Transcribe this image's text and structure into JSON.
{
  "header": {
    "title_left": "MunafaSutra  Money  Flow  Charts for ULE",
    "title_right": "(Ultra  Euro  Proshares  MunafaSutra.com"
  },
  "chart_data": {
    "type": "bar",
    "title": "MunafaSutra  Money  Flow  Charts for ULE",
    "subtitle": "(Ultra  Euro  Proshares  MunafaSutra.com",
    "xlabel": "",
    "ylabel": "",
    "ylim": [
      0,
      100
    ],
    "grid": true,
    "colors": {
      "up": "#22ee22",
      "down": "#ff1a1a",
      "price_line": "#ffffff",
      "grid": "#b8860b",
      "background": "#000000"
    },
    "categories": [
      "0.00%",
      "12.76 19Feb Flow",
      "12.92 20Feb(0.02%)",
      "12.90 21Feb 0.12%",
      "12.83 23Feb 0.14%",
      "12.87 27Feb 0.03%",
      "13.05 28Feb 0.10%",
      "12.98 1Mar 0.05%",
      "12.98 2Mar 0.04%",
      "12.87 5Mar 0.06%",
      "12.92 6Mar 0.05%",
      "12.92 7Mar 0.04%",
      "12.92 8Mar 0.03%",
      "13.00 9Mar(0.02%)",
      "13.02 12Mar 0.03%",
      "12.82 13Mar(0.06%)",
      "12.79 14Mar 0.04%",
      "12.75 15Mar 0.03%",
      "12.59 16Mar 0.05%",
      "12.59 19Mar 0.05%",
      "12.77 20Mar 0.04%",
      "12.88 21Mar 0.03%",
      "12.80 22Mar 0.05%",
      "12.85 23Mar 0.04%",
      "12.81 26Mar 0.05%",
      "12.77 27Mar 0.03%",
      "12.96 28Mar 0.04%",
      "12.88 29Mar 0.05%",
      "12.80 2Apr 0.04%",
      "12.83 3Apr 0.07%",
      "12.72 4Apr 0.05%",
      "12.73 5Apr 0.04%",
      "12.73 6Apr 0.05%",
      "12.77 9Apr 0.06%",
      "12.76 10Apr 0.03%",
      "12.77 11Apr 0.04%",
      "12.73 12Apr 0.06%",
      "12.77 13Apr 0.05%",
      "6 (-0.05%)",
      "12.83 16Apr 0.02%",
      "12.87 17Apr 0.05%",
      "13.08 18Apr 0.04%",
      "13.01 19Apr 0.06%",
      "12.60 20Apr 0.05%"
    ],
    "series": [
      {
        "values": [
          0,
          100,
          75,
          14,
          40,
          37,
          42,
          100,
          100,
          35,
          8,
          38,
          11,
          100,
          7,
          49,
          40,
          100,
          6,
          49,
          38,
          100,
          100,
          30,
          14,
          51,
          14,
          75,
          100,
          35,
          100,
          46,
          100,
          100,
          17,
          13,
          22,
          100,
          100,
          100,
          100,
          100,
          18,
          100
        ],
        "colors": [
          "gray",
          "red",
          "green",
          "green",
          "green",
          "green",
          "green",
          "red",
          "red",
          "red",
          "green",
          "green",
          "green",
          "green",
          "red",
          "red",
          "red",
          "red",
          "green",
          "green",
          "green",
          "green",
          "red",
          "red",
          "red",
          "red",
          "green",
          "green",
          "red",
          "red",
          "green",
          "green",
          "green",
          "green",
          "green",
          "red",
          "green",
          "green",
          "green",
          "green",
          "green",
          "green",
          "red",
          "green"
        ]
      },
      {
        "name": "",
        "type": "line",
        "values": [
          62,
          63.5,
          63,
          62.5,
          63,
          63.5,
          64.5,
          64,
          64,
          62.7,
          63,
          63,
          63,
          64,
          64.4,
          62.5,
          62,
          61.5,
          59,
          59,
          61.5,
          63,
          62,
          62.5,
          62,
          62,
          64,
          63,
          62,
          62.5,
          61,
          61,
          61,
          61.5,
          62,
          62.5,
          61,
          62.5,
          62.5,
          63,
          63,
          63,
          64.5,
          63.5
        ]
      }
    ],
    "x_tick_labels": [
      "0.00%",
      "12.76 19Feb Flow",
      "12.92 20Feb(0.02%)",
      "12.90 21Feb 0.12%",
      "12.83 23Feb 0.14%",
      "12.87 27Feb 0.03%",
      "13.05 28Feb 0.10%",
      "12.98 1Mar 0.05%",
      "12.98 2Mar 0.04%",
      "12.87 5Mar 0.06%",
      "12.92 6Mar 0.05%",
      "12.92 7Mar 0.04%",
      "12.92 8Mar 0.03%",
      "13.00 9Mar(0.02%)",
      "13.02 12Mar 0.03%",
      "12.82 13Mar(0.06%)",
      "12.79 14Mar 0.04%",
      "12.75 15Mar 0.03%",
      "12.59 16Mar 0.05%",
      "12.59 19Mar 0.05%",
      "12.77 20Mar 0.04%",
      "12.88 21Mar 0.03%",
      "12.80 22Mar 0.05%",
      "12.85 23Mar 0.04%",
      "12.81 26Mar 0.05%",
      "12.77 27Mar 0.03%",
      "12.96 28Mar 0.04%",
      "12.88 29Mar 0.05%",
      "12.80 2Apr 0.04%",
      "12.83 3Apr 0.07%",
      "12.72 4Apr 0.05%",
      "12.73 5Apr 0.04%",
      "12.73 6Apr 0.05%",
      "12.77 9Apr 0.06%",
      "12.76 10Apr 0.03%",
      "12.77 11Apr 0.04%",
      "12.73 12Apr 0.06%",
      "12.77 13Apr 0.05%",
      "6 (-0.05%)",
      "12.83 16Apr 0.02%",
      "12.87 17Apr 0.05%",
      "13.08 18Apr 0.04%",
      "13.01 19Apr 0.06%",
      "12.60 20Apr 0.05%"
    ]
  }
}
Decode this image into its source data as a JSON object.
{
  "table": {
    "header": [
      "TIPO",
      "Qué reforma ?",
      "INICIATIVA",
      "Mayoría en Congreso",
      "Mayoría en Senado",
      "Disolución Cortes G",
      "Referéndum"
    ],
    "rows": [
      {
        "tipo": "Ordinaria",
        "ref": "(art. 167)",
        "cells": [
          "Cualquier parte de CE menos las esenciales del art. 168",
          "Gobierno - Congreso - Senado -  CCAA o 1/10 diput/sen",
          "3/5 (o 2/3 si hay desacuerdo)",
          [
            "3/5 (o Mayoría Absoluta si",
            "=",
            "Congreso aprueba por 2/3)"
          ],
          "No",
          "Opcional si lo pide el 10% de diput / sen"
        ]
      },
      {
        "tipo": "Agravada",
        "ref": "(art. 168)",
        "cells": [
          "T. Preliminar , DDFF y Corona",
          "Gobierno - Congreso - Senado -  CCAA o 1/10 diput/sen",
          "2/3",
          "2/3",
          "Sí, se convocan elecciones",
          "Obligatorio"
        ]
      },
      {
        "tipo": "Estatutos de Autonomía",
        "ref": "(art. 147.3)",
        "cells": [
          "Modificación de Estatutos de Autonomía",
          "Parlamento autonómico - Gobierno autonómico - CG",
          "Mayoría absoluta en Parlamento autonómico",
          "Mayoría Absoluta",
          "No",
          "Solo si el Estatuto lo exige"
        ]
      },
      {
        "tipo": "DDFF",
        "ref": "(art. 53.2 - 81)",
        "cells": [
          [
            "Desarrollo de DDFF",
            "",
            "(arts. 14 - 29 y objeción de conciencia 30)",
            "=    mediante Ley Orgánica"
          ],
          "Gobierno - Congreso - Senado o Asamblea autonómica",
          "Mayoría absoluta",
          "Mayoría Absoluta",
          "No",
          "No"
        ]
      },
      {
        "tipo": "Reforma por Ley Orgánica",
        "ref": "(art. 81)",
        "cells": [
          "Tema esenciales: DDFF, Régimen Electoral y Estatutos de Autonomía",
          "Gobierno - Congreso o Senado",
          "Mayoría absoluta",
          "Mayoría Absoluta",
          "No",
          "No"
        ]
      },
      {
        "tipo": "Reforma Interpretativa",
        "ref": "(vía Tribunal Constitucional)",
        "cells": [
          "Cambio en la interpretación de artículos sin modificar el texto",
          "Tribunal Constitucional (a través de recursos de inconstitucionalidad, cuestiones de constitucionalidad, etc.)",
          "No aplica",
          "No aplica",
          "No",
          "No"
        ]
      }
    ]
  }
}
□ □ □ □
Stated problem — From the entries above, copy every line containing the word "Senado".

Exercise output —
      "Mayoría en Senado",
          "Gobierno - Congreso - Senado -  CCAA o 1/10 diput/sen",
          "Gobierno - Congreso - Senado -  CCAA o 1/10 diput/sen",
          "Gobierno - Congreso - Senado o Asamblea autonómica",
          "Gobierno - Congreso o Senado",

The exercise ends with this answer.